(Source records)
┄┄┄┄┄┄

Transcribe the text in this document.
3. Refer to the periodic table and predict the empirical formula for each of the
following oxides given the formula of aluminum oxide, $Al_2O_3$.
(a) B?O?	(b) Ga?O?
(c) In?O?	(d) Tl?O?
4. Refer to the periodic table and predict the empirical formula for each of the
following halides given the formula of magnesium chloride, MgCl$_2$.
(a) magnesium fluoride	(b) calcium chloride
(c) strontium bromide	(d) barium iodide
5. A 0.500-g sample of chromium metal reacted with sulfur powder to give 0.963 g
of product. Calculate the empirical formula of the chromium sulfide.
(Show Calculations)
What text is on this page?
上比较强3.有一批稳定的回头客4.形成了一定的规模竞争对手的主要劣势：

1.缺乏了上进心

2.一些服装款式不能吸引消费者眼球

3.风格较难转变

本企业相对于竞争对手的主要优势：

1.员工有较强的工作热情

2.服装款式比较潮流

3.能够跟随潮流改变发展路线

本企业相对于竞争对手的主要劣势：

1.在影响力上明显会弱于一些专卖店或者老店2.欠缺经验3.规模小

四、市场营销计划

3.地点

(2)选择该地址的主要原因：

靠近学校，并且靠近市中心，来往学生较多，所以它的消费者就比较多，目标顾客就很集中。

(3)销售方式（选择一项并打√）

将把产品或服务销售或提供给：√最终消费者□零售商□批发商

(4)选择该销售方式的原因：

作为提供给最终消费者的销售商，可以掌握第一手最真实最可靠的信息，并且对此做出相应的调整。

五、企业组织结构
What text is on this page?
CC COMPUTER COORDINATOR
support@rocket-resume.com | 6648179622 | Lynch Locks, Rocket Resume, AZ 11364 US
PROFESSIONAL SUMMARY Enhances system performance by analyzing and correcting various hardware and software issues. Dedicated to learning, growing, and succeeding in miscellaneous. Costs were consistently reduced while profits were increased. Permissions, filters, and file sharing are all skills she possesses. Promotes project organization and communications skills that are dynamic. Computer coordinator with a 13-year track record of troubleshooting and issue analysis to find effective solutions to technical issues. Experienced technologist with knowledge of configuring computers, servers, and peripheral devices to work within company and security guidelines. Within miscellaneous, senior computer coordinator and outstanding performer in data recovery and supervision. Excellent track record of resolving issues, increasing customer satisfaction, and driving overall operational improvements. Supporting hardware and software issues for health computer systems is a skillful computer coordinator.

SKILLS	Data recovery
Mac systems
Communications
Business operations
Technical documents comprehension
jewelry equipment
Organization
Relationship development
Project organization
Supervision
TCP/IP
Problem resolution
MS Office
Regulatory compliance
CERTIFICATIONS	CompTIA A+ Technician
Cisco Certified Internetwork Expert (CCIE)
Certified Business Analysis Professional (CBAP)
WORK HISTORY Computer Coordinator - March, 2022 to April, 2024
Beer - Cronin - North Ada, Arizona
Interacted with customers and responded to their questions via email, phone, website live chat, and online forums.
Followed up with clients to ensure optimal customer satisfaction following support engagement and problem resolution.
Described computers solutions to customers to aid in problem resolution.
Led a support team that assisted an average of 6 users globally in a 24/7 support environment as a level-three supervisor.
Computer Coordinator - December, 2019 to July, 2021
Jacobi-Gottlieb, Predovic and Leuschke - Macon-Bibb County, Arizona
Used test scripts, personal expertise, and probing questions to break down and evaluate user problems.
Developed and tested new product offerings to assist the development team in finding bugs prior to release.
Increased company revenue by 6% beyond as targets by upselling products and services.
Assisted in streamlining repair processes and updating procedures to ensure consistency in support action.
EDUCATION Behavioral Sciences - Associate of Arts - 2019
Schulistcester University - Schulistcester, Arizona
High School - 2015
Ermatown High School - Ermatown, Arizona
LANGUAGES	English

┄┄┄┄┄┄

**WHAT IS REQUIRED**
Count the lines above that contain the word "School", and reply with only that number.

**WRITTEN RESPONSE**
2